_Work to do_
Extract all lines that hold "JSON" from the records below.

_Supplied material_
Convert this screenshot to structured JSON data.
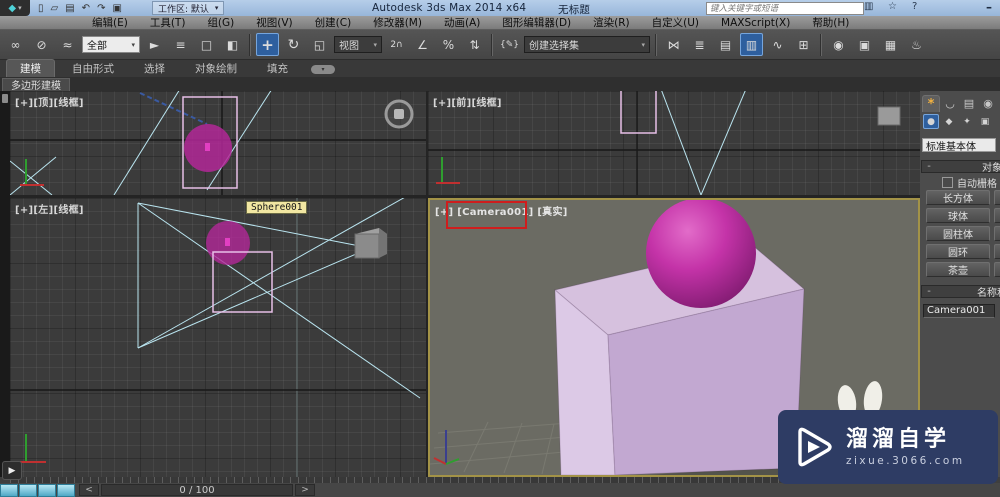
{
  "window": {
    "app_title": "Autodesk 3ds Max  2014 x64",
    "doc_title": "无标题",
    "logo_glyph": "◆",
    "logo_caret": "▾",
    "workspace": "工作区: 默认",
    "workspace_caret": "▾",
    "search_placeholder": "键入关键字或短语",
    "qat_icons": [
      {
        "name": "new-file",
        "glyph": "▯"
      },
      {
        "name": "open-file",
        "glyph": "▱"
      },
      {
        "name": "save-file",
        "glyph": "▤"
      },
      {
        "name": "undo",
        "glyph": "↶"
      },
      {
        "name": "redo",
        "glyph": "↷"
      },
      {
        "name": "project-folder",
        "glyph": "▣"
      }
    ],
    "info_icons": [
      {
        "name": "communication-center",
        "glyph": "▥"
      },
      {
        "name": "favorites",
        "glyph": "☆"
      },
      {
        "name": "help",
        "glyph": "?"
      }
    ],
    "minimize_glyph": "–"
  },
  "menu_bar": {
    "items": [
      "编辑(E)",
      "工具(T)",
      "组(G)",
      "视图(V)",
      "创建(C)",
      "修改器(M)",
      "动画(A)",
      "图形编辑器(D)",
      "渲染(R)",
      "自定义(U)",
      "MAXScript(X)",
      "帮助(H)"
    ]
  },
  "main_toolbar": {
    "filter_dropdown": "全部",
    "view_dropdown": "视图",
    "selection_set_dropdown": "创建选择集",
    "caret": "▾",
    "icons": [
      {
        "name": "select-and-link",
        "glyph": "∞"
      },
      {
        "name": "unlink-selection",
        "glyph": "⊘"
      },
      {
        "name": "bind-to-space-warp",
        "glyph": "≈"
      },
      {
        "name": "select-object",
        "glyph": "►"
      },
      {
        "name": "select-by-name",
        "glyph": "≡"
      },
      {
        "name": "rectangular-selection-region",
        "glyph": "□"
      },
      {
        "name": "window-crossing-toggle",
        "glyph": "◧"
      },
      {
        "name": "select-and-move",
        "glyph": "+",
        "active": true
      },
      {
        "name": "select-and-rotate",
        "glyph": "↻"
      },
      {
        "name": "select-and-scale",
        "glyph": "◱"
      },
      {
        "name": "snaps-toggle",
        "glyph": "2∩"
      },
      {
        "name": "angle-snap-toggle",
        "glyph": "∠"
      },
      {
        "name": "percent-snap-toggle",
        "glyph": "%"
      },
      {
        "name": "spinner-snap-toggle",
        "glyph": "⇅"
      },
      {
        "name": "edit-named-selection-sets",
        "glyph": "{✎}"
      },
      {
        "name": "mirror",
        "glyph": "⋈"
      },
      {
        "name": "align",
        "glyph": "≣"
      },
      {
        "name": "manage-layers",
        "glyph": "▤"
      },
      {
        "name": "graphite-ribbon-toggle",
        "glyph": "▥",
        "active": true
      },
      {
        "name": "curve-editor",
        "glyph": "∿"
      },
      {
        "name": "schematic-view",
        "glyph": "⊞"
      },
      {
        "name": "material-editor",
        "glyph": "◉"
      },
      {
        "name": "render-setup",
        "glyph": "▣"
      },
      {
        "name": "rendered-frame-window",
        "glyph": "▦"
      },
      {
        "name": "render-production",
        "glyph": "♨"
      }
    ]
  },
  "ribbon": {
    "tabs": [
      {
        "label": "建模",
        "active": true
      },
      {
        "label": "自由形式"
      },
      {
        "label": "选择"
      },
      {
        "label": "对象绘制"
      },
      {
        "label": "填充"
      }
    ],
    "pill_caret": "▾",
    "panel_tab": "多边形建模"
  },
  "viewports": {
    "top": {
      "label": "[+][顶][线框]"
    },
    "front": {
      "label": "[+][前][线框]"
    },
    "left": {
      "label": "[+][左][线框]",
      "tooltip": "Sphere001"
    },
    "camera": {
      "label_prefix": "[+]",
      "label_camera": "[Camera001]",
      "label_shading": "[真实]"
    }
  },
  "command_panel": {
    "tabs": [
      {
        "name": "create",
        "glyph": "*",
        "active": true
      },
      {
        "name": "modify",
        "glyph": "◡"
      },
      {
        "name": "hierarchy",
        "glyph": "▤"
      },
      {
        "name": "motion",
        "glyph": "◉"
      }
    ],
    "categories": [
      {
        "name": "geometry",
        "glyph": "●",
        "active": true
      },
      {
        "name": "shapes",
        "glyph": "◆"
      },
      {
        "name": "lights",
        "glyph": "✦"
      },
      {
        "name": "cameras",
        "glyph": "▣"
      }
    ],
    "subcategory_dropdown": "标准基本体",
    "object_type": {
      "collapse_glyph": "-",
      "title": "对象类型",
      "autogrid_label": "自动栅格",
      "buttons": [
        "长方体",
        "球体",
        "圆柱体",
        "圆环",
        "茶壶"
      ]
    },
    "name_color": {
      "collapse_glyph": "-",
      "title": "名称和颜色",
      "name_value": "Camera001"
    }
  },
  "timeline": {
    "frame_display": "0 / 100",
    "prev_glyph": "<",
    "next_glyph": ">",
    "expand_glyph": "▶"
  },
  "watermark": {
    "title": "溜溜自学",
    "url": "zixue.3066.com"
  },
  "colors": {
    "accent_blue": "#2e5f9e",
    "active_viewport_border": "#a39347",
    "sphere_magenta": "#bb2a9e",
    "box_lavender": "#d6c1de",
    "camera_label_highlight": "#cf1d1d",
    "watermark_navy": "#2e3c64"
  }
}
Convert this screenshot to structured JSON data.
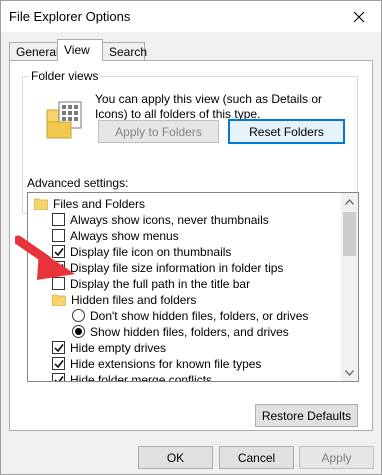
{
  "window": {
    "title": "File Explorer Options",
    "close_icon": "close-icon"
  },
  "tabs": [
    {
      "label": "General",
      "active": false
    },
    {
      "label": "View",
      "active": true
    },
    {
      "label": "Search",
      "active": false
    }
  ],
  "folder_views": {
    "group_label": "Folder views",
    "description": "You can apply this view (such as Details or Icons) to all folders of this type.",
    "apply_button": "Apply to Folders",
    "apply_enabled": false,
    "reset_button": "Reset Folders"
  },
  "advanced": {
    "label": "Advanced settings:",
    "items": [
      {
        "type": "folder",
        "label": "Files and Folders",
        "indent": 0
      },
      {
        "type": "checkbox",
        "label": "Always show icons, never thumbnails",
        "checked": false,
        "indent": 1
      },
      {
        "type": "checkbox",
        "label": "Always show menus",
        "checked": false,
        "indent": 1
      },
      {
        "type": "checkbox",
        "label": "Display file icon on thumbnails",
        "checked": true,
        "indent": 1
      },
      {
        "type": "checkbox",
        "label": "Display file size information in folder tips",
        "checked": true,
        "indent": 1
      },
      {
        "type": "checkbox",
        "label": "Display the full path in the title bar",
        "checked": false,
        "indent": 1
      },
      {
        "type": "folder",
        "label": "Hidden files and folders",
        "indent": 1
      },
      {
        "type": "radio",
        "label": "Don't show hidden files, folders, or drives",
        "checked": false,
        "indent": 2
      },
      {
        "type": "radio",
        "label": "Show hidden files, folders, and drives",
        "checked": true,
        "indent": 2
      },
      {
        "type": "checkbox",
        "label": "Hide empty drives",
        "checked": true,
        "indent": 1
      },
      {
        "type": "checkbox",
        "label": "Hide extensions for known file types",
        "checked": true,
        "indent": 1
      },
      {
        "type": "checkbox",
        "label": "Hide folder merge conflicts",
        "checked": true,
        "indent": 1
      }
    ],
    "restore_button": "Restore Defaults"
  },
  "footer": {
    "ok": "OK",
    "cancel": "Cancel",
    "apply": "Apply",
    "apply_enabled": false
  },
  "colors": {
    "annotation_arrow": "#e8333b",
    "focus_border": "#0078d7",
    "folder_yellow": "#f6d36b"
  }
}
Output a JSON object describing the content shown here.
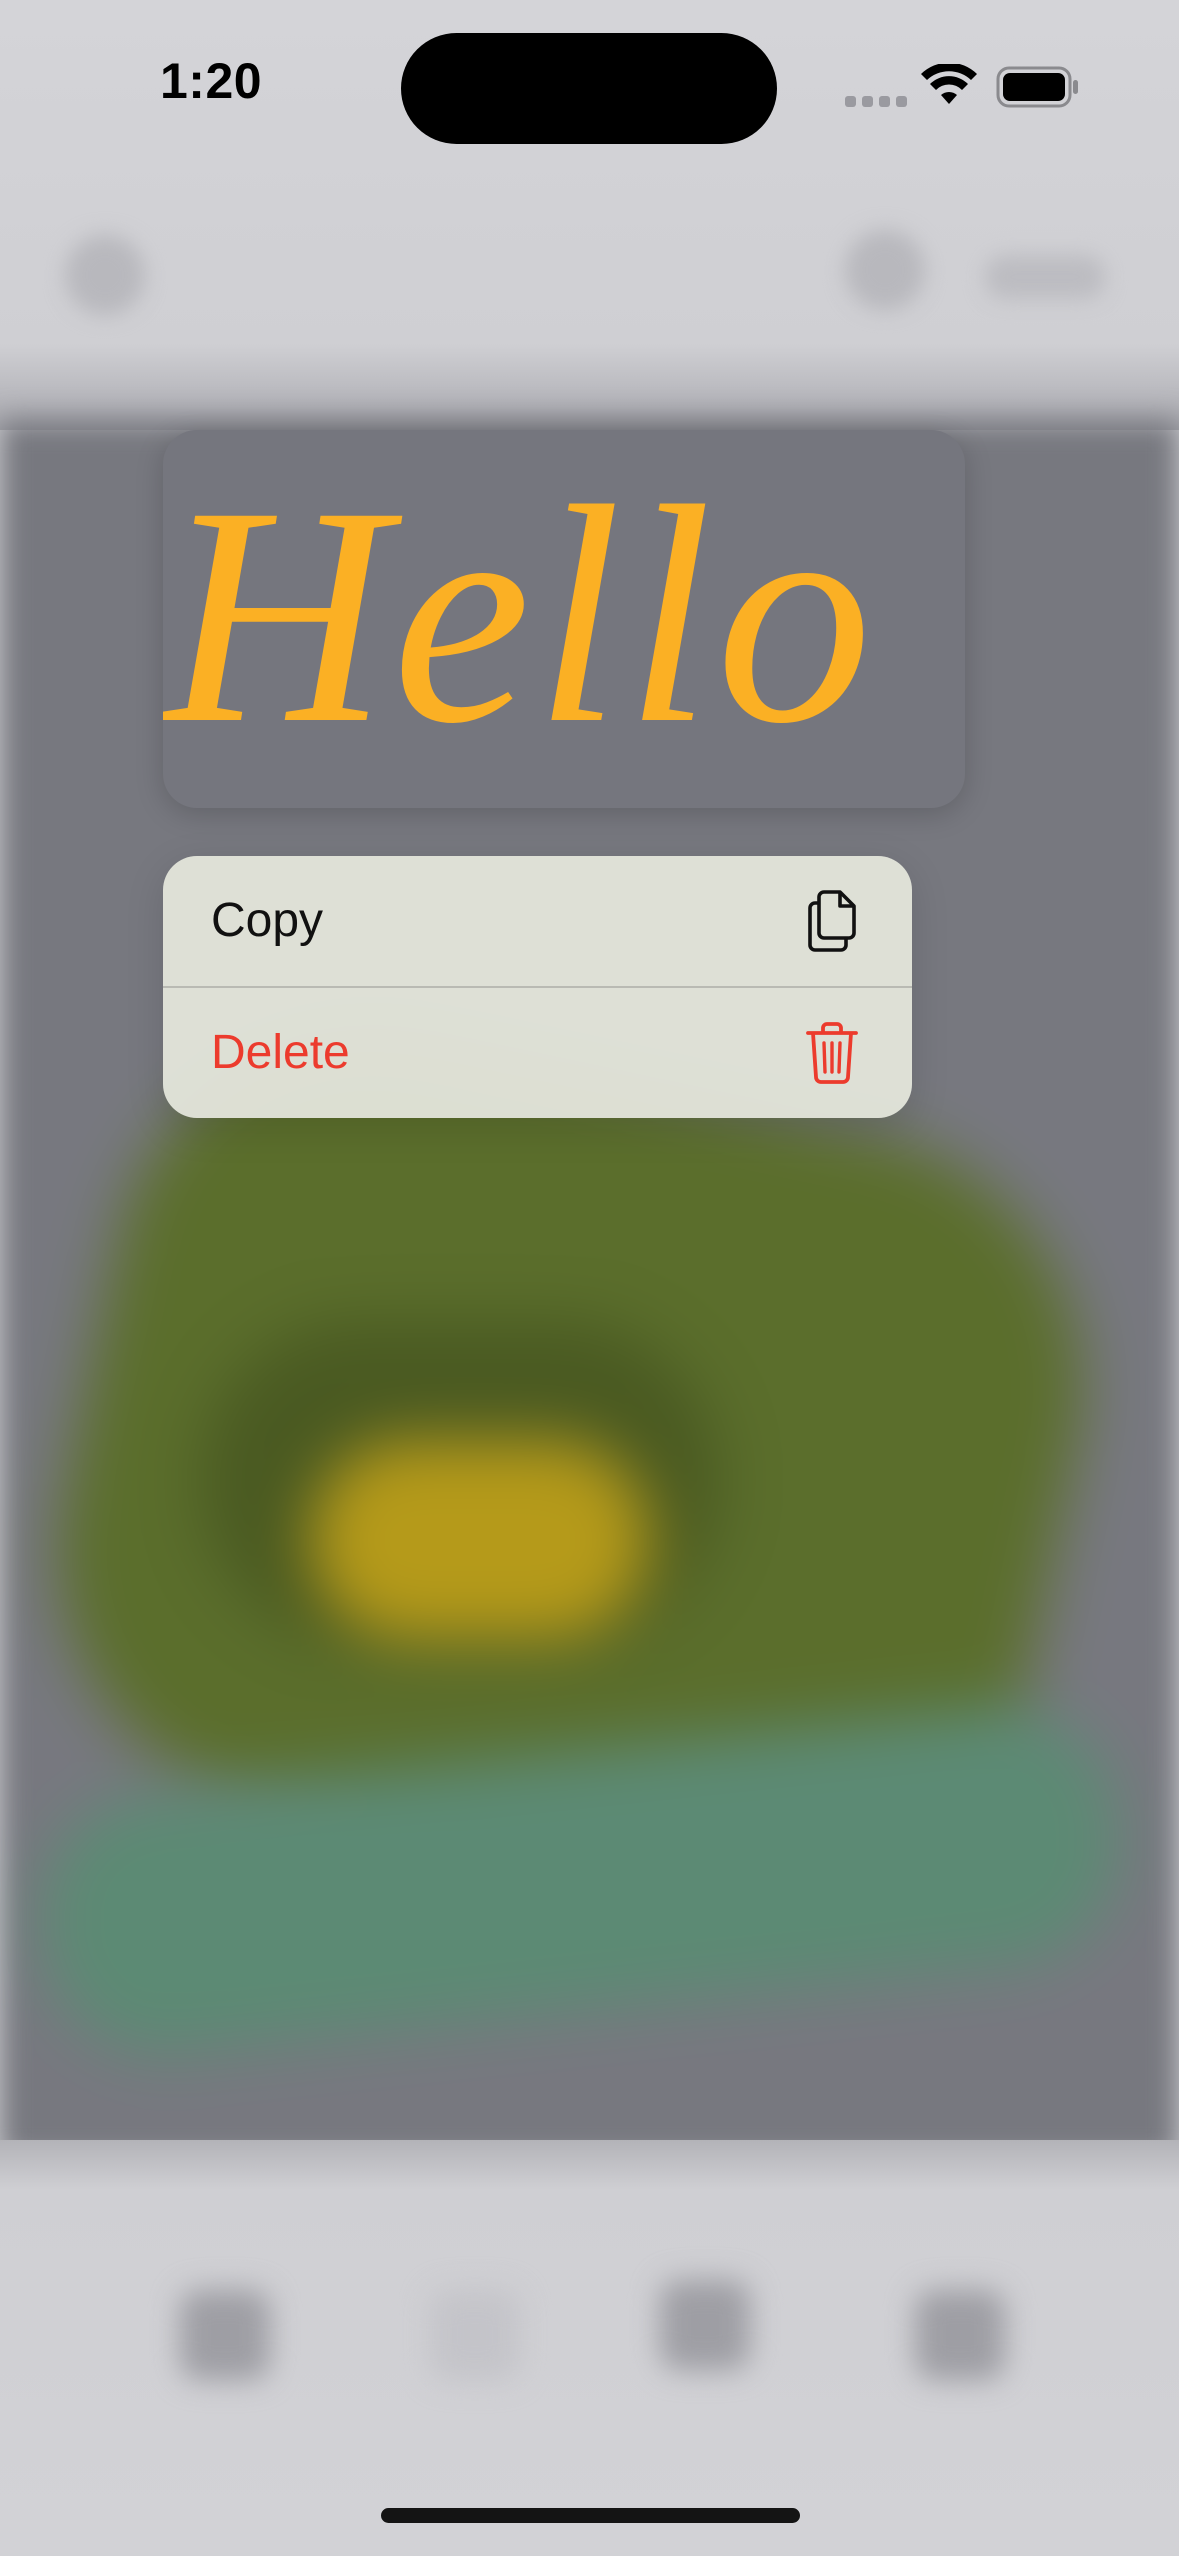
{
  "status_bar": {
    "time": "1:20"
  },
  "preview": {
    "text": "Hello !",
    "text_color": "#fbb024"
  },
  "context_menu": {
    "items": [
      {
        "label": "Copy",
        "icon": "copy-document-icon",
        "destructive": false
      },
      {
        "label": "Delete",
        "icon": "trash-icon",
        "destructive": true
      }
    ],
    "destructive_color": "#ec3b2d"
  }
}
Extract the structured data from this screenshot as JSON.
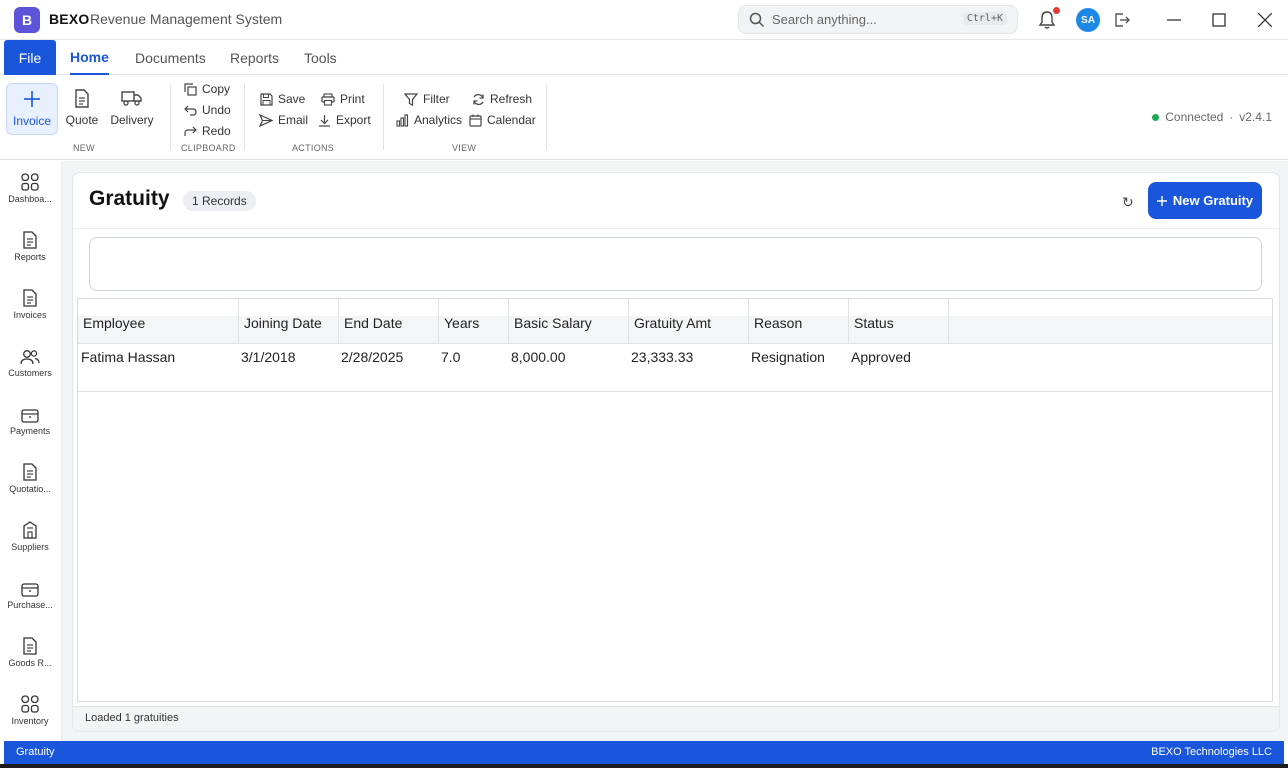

_Result of this exercise_
Convert this screenshot to structured JSON data.
Convert this screenshot to structured JSON data.
Output a JSON object describing the content shown here.
Extract the structured data from this screenshot as JSON.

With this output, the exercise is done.